THE PROBLEM:
Pull out every line below that holds the word "this".

• • •

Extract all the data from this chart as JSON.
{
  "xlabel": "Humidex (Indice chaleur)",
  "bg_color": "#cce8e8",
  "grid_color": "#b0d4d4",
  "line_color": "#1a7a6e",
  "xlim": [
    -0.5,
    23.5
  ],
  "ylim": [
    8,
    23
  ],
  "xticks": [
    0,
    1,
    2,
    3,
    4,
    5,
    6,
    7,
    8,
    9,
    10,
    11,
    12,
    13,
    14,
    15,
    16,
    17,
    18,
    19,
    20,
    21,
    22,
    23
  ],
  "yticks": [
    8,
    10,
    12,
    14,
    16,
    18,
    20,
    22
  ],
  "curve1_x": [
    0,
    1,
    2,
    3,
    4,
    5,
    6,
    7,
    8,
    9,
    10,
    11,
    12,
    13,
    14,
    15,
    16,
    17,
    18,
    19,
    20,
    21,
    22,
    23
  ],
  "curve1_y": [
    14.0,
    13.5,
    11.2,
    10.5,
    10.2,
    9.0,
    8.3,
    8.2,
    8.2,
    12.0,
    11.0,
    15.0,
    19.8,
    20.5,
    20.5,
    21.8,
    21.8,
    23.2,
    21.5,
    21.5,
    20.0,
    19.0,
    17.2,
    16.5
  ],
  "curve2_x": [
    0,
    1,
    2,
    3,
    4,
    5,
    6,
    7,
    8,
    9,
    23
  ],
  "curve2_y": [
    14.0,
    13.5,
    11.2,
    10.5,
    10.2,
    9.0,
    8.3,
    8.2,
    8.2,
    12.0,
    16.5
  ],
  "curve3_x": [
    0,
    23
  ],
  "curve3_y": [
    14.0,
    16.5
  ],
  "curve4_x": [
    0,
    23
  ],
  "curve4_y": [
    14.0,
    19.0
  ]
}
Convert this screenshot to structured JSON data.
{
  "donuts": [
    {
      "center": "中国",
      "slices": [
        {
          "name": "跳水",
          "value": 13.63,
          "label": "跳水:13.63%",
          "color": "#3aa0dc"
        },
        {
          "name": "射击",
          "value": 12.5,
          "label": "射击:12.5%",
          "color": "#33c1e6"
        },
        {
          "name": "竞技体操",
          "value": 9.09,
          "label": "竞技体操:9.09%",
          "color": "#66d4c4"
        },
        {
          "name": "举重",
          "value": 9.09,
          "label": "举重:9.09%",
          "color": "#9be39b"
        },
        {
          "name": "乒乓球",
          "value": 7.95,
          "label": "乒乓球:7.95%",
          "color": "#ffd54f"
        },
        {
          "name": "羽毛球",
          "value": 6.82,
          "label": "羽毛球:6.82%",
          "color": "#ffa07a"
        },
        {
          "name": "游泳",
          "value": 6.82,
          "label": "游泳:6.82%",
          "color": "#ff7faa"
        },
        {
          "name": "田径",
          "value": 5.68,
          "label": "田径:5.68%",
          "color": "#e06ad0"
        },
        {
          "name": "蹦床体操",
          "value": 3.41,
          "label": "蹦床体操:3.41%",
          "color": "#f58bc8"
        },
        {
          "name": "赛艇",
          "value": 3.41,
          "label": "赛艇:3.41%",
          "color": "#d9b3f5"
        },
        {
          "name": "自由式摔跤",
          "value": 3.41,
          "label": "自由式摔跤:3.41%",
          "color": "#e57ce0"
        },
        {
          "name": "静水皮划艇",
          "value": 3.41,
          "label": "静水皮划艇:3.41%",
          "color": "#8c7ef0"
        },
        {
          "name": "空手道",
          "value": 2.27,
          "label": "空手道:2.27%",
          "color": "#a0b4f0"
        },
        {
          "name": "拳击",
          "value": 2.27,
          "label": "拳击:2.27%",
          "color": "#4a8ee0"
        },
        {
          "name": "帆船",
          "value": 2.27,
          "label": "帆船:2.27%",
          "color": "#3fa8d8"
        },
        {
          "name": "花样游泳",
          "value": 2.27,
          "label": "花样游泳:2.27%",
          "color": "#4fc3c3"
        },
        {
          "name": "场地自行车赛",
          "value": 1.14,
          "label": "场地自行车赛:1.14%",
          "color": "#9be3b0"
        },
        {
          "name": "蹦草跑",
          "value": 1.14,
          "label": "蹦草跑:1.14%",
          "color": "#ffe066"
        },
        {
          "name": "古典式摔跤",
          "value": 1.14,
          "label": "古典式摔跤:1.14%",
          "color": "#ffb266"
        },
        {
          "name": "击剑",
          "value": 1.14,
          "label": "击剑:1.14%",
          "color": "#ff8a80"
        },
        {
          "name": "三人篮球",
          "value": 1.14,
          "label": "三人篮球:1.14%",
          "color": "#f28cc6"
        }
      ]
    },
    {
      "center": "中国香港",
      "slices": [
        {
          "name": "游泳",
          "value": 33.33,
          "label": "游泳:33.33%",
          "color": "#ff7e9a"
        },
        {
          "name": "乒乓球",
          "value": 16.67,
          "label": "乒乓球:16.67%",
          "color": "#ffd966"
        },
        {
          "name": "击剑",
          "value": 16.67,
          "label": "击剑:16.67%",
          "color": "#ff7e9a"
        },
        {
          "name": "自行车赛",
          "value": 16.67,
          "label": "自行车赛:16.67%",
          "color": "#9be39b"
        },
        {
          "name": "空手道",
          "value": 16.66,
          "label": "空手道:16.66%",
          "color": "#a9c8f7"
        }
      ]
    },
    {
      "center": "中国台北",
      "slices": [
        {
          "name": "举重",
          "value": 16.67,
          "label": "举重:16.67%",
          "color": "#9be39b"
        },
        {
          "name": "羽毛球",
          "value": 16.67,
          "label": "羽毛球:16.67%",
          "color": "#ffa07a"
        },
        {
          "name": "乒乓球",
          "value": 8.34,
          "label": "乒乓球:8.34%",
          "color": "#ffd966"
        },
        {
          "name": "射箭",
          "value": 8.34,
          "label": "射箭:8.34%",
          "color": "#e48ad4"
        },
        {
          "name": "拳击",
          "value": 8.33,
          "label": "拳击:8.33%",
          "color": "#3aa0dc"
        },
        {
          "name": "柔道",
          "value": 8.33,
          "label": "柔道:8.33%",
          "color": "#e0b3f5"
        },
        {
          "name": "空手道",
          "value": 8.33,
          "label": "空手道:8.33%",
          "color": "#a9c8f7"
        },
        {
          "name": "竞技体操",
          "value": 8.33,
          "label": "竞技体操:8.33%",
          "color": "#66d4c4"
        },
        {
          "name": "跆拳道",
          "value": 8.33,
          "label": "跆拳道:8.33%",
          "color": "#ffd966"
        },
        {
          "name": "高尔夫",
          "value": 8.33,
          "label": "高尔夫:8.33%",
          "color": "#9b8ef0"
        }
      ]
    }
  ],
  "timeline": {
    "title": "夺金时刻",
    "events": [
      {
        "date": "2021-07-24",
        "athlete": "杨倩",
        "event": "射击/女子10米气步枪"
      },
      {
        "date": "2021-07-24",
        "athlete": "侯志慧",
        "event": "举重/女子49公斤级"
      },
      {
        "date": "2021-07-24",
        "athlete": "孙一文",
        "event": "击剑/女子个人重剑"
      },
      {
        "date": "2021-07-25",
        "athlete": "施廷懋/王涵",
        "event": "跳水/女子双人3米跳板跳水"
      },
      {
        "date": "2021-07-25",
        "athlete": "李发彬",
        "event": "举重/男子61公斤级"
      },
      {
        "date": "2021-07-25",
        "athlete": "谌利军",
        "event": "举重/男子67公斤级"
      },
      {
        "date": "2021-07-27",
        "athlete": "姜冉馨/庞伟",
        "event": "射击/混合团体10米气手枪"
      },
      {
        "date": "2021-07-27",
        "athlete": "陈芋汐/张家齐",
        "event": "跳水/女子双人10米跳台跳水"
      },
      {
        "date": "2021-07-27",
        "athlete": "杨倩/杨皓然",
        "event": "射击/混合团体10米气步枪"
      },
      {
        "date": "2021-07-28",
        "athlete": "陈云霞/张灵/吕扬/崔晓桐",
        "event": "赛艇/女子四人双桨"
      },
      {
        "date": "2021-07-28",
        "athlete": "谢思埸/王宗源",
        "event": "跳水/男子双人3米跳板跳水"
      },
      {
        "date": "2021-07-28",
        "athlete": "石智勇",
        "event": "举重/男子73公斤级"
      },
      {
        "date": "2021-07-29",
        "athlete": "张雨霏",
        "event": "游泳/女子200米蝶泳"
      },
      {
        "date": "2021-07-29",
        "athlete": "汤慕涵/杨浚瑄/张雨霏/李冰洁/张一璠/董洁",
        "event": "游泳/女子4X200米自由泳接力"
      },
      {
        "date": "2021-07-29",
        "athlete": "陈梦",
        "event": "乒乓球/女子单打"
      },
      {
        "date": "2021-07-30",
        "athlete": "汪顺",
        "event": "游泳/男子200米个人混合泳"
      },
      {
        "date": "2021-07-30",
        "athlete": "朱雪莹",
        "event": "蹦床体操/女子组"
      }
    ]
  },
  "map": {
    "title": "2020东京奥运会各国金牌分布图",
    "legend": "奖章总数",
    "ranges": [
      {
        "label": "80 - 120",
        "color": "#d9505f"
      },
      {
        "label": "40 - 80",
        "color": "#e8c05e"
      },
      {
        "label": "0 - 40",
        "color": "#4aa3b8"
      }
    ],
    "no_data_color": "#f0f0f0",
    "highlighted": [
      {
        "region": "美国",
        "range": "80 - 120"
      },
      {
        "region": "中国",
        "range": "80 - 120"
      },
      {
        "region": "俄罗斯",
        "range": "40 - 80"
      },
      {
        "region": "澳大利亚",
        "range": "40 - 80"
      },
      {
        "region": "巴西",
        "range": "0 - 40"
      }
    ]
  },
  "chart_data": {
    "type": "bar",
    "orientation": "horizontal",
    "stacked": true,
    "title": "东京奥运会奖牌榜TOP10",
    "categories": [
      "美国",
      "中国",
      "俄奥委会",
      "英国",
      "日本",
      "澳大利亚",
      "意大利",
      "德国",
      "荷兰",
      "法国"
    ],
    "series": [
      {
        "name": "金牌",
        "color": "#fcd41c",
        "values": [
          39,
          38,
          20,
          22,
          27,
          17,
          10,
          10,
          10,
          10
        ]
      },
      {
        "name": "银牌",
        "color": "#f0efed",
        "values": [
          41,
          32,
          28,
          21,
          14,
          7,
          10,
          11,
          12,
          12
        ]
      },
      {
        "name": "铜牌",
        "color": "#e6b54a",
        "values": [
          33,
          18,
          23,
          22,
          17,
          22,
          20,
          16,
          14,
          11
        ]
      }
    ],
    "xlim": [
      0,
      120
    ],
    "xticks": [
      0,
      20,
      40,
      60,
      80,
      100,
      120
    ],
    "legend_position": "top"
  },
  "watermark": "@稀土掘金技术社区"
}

• • •

FINAL RESULT:
Extract all the data from this chart as JSON.
Convert this screenshot to structured JSON data.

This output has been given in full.